◆ Input data

--------

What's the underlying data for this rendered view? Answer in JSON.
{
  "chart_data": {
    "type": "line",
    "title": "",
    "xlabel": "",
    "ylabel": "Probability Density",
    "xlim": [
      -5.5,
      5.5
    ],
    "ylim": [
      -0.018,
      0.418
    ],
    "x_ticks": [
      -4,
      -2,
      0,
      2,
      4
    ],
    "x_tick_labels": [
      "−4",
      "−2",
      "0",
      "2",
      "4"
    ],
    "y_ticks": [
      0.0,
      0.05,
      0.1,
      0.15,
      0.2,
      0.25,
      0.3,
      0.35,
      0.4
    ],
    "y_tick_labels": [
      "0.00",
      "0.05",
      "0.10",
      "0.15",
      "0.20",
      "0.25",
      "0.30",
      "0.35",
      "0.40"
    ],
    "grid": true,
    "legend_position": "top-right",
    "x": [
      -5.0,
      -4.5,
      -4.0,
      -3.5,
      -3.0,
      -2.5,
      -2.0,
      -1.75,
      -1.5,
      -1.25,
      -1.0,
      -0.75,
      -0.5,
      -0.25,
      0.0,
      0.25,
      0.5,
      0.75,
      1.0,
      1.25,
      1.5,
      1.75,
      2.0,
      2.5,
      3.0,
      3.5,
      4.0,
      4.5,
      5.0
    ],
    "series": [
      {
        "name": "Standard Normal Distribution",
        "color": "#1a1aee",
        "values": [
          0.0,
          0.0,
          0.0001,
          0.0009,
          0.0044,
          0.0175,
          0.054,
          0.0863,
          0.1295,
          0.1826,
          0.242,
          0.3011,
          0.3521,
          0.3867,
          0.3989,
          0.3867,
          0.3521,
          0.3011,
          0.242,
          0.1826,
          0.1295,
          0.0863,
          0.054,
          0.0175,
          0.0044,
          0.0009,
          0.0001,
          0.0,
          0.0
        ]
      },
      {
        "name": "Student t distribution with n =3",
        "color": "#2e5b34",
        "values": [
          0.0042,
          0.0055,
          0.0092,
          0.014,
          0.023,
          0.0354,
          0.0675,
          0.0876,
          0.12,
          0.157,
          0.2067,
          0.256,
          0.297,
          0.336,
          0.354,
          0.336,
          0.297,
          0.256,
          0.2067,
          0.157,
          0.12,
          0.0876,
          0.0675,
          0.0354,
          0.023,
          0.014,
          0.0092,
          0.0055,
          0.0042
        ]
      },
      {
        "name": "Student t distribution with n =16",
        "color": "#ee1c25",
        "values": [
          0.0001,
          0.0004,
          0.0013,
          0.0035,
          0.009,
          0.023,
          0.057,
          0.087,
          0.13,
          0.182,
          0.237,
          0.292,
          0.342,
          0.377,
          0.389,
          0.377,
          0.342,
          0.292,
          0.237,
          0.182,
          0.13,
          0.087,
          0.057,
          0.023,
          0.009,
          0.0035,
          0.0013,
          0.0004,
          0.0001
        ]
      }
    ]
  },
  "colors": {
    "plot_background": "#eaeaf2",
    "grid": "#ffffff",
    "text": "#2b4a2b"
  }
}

--------

◆ Directions
Pick out all the lines with the word "Student" in them and copy them.

◆ Solution to this problem
        "name": "Student t distribution with n =3",
        "name": "Student t distribution with n =16",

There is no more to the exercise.